#### [EXERCISE GOAL]
Locate the string "Geoff" throughout the material and copy every line in which it occurs.

#### [SUPPLIED RECORDS]
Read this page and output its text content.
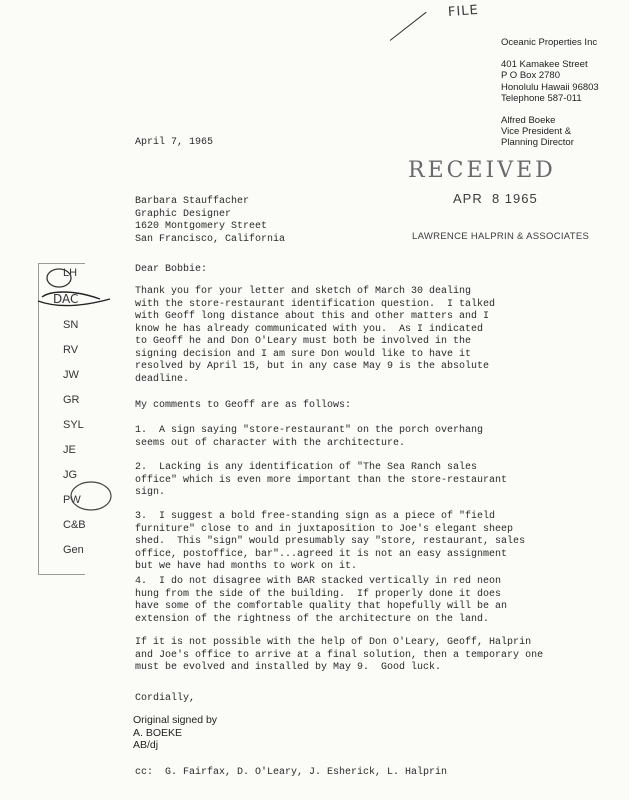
FILE
Oceanic Properties Inc
401 Kamakee Street
P O Box 2780
Honolulu Hawaii 96803
Telephone 587-011
Alfred Boeke
Vice President &
Planning Director
April 7, 1965
RECEIVED
APR  8 1965
LAWRENCE HALPRIN & ASSOCIATES
Barbara Stauffacher
Graphic Designer
1620 Montgomery Street
San Francisco, California
Dear Bobbie:
LH
DAC
SN
RV
JW
GR
SYL
JE
JG
PW
C&B
Gen
Thank you for your letter and sketch of March 30 dealing
with the store-restaurant identification question.  I talked
with Geoff long distance about this and other matters and I
know he has already communicated with you.  As I indicated
to Geoff he and Don O'Leary must both be involved in the
signing decision and I am sure Don would like to have it
resolved by April 15, but in any case May 9 is the absolute
deadline.
My comments to Geoff are as follows:
1.  A sign saying "store-restaurant" on the porch overhang
seems out of character with the architecture.
2.  Lacking is any identification of "The Sea Ranch sales
office" which is even more important than the store-restaurant
sign.
3.  I suggest a bold free-standing sign as a piece of "field
furniture" close to and in juxtaposition to Joe's elegant sheep
shed.  This "sign" would presumably say "store, restaurant, sales
office, postoffice, bar"...agreed it is not an easy assignment
but we have had months to work on it.
4.  I do not disagree with BAR stacked vertically in red neon
hung from the side of the building.  If properly done it does
have some of the comfortable quality that hopefully will be an
extension of the rightness of the architecture on the land.
If it is not possible with the help of Don O'Leary, Geoff, Halprin
and Joe's office to arrive at a final solution, then a temporary one
must be evolved and installed by May 9.  Good luck.
Cordially,
Original signed by
A. BOEKE
AB/dj
cc:  G. Fairfax, D. O'Leary, J. Esherick, L. Halprin
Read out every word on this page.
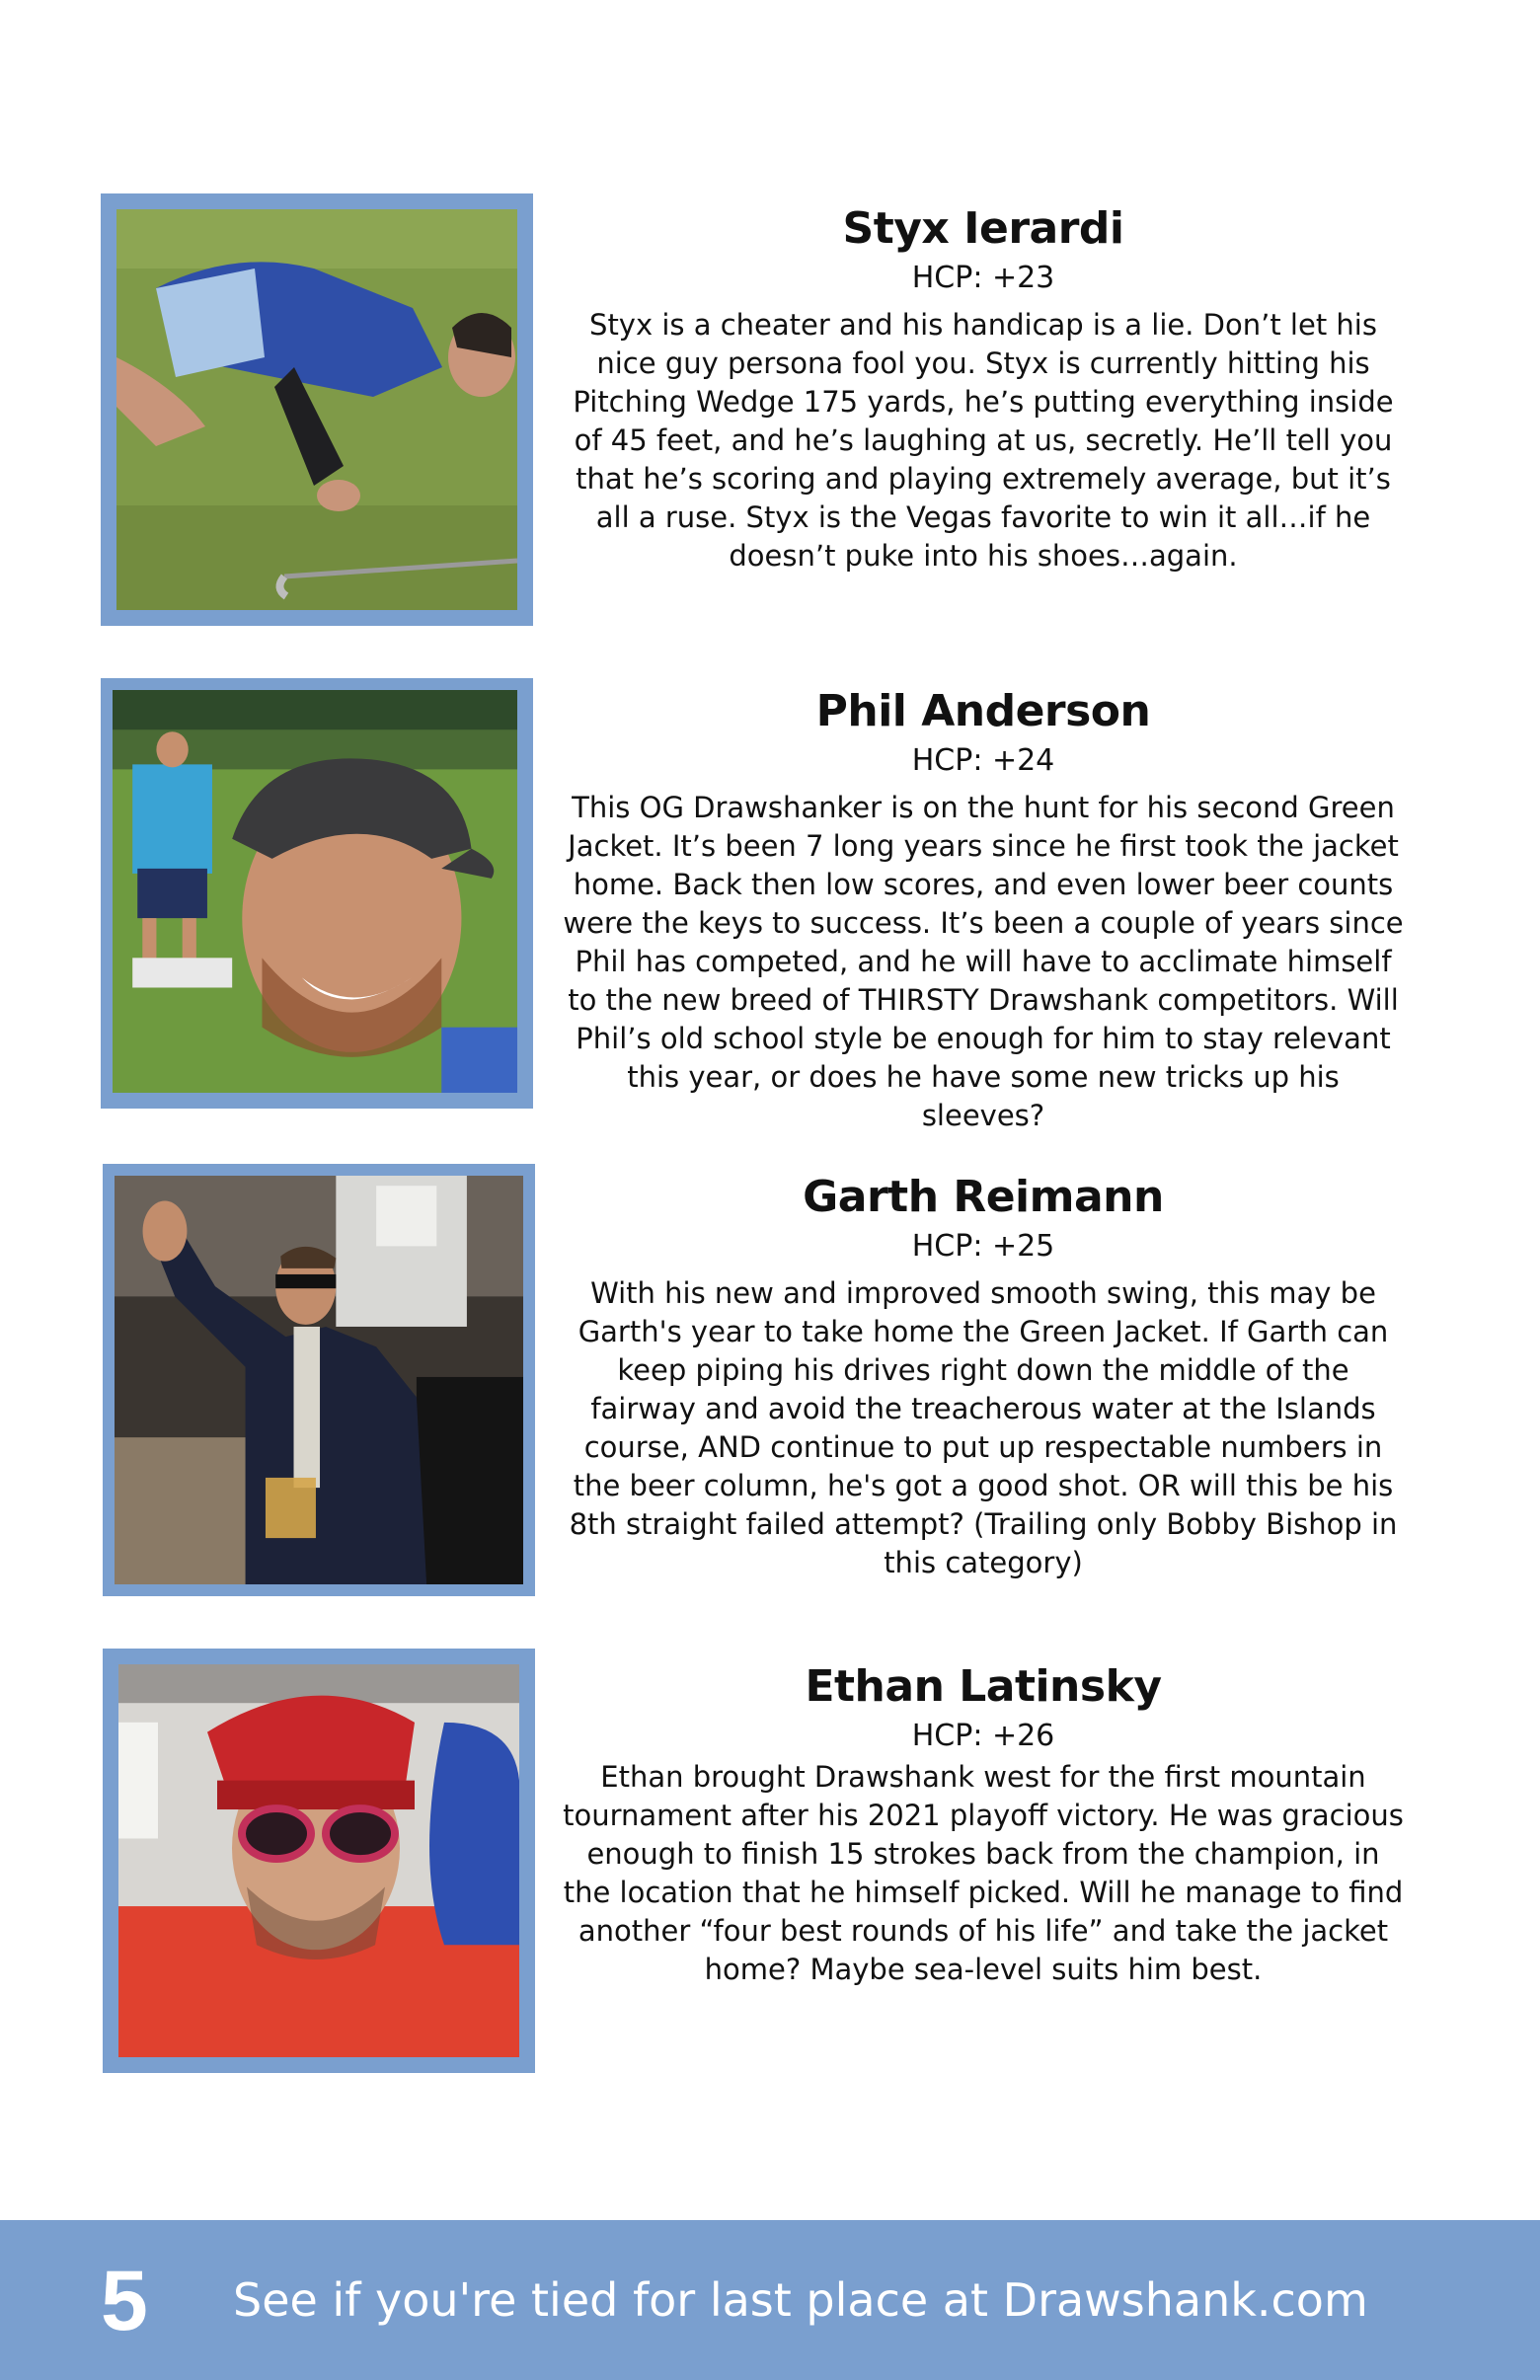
Styx Ierardi

HCP: +23

Styx is a cheater and his handicap is a lie. Don’t let his nice guy persona fool you. Styx is currently hitting his Pitching Wedge 175 yards, he’s putting everything inside of 45 feet, and he’s laughing at us, secretly. He’ll tell you that he’s scoring and playing extremely average, but it’s all a ruse. Styx is the Vegas favorite to win it all…if he doesn’t puke into his shoes…again.

Phil Anderson

HCP: +24

This OG Drawshanker is on the hunt for his second Green Jacket. It’s been 7 long years since he first took the jacket home. Back then low scores, and even lower beer counts were the keys to success. It’s been a couple of years since Phil has competed, and he will have to acclimate himself to the new breed of THIRSTY Drawshank competitors. Will Phil’s old school style be enough for him to stay relevant this year, or does he have some new tricks up his sleeves?

Garth Reimann

HCP: +25

With his new and improved smooth swing, this may be Garth's year to take home the Green Jacket. If Garth can keep piping his drives right down the middle of the fairway and avoid the treacherous water at the Islands course, AND continue to put up respectable numbers in the beer column, he's got a good shot. OR will this be his 8th straight failed attempt? (Trailing only Bobby Bishop in this category)

Ethan Latinsky

HCP: +26

Ethan brought Drawshank west for the first mountain tournament after his 2021 playoff victory. He was gracious enough to finish 15 strokes back from the champion, in the location that he himself picked. Will he manage to find another “four best rounds of his life” and take the jacket home? Maybe sea-level suits him best.

5 See if you're tied for last place at Drawshank.com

#### [RESULT OF THE EXERCISE]
with Geoff long distance about this and other matters and I
to Geoff he and Don O'Leary must both be involved in the
My comments to Geoff are as follows:
If it is not possible with the help of Don O'Leary, Geoff, Halprin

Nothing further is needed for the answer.